* Written problem *
Will you write out the data exactly, excluding every picture?

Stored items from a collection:
┄┄┄┄┄┄┄┄┄┄┄┄┄┄┄┄┄┄┄┄
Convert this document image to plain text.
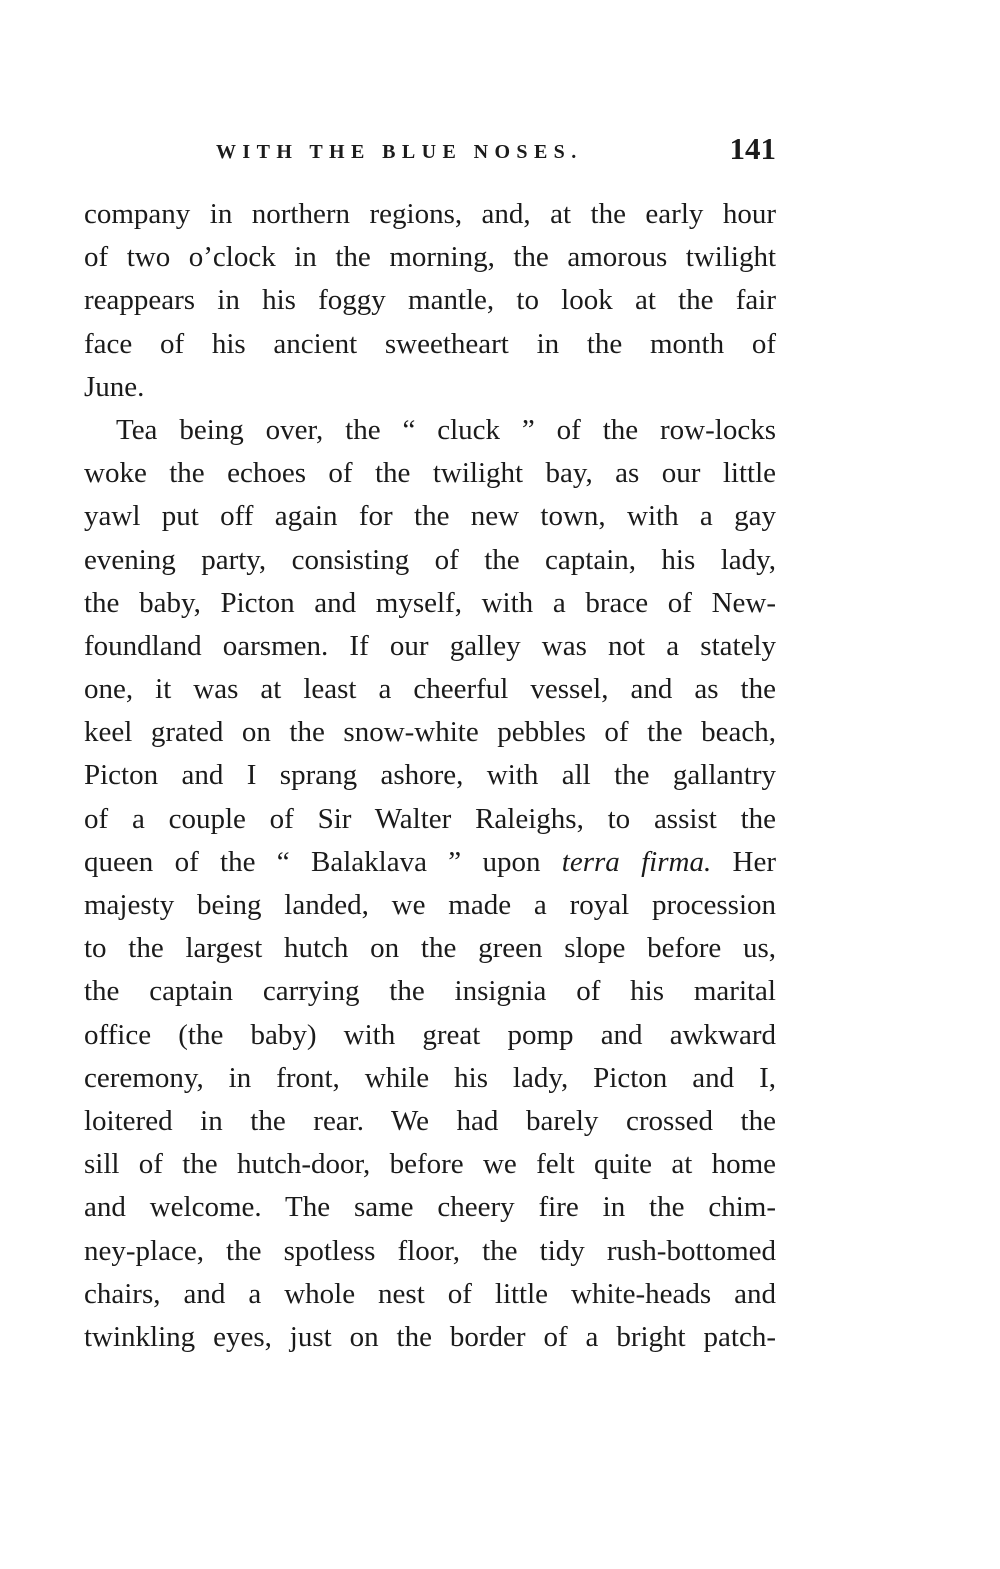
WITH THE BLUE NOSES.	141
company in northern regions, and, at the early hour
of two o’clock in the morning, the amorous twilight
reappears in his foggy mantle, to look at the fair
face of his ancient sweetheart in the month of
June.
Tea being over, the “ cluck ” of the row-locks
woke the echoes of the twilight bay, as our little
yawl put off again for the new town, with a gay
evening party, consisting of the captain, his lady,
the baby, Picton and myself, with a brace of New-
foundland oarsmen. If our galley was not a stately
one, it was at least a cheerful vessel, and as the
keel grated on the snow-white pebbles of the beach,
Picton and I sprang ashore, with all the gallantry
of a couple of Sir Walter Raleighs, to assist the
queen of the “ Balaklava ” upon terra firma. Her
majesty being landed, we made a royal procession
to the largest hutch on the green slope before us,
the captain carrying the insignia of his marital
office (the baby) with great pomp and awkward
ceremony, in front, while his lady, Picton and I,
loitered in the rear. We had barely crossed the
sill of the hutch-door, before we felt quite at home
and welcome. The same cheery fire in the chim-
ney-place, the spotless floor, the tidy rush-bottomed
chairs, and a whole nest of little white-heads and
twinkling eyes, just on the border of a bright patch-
┄┄┄┄┄┄┄┄┄┄┄┄┄┄┄┄┄┄┄┄
* Correct output *
Convert this document image to plain text.
WITH THE BLUE NOSES.	141
company in northern regions, and, at the early hour
of two o’clock in the morning, the amorous twilight
reappears in his foggy mantle, to look at the fair
face of his ancient sweetheart in the month of
June.
Tea being over, the “ cluck ” of the row-locks
woke the echoes of the twilight bay, as our little
yawl put off again for the new town, with a gay
evening party, consisting of the captain, his lady,
the baby, Picton and myself, with a brace of New-
foundland oarsmen. If our galley was not a stately
one, it was at least a cheerful vessel, and as the
keel grated on the snow-white pebbles of the beach,
Picton and I sprang ashore, with all the gallantry
of a couple of Sir Walter Raleighs, to assist the
queen of the “ Balaklava ” upon terra firma. Her
majesty being landed, we made a royal procession
to the largest hutch on the green slope before us,
the captain carrying the insignia of his marital
office (the baby) with great pomp and awkward
ceremony, in front, while his lady, Picton and I,
loitered in the rear. We had barely crossed the
sill of the hutch-door, before we felt quite at home
and welcome. The same cheery fire in the chim-
ney-place, the spotless floor, the tidy rush-bottomed
chairs, and a whole nest of little white-heads and
twinkling eyes, just on the border of a bright patch-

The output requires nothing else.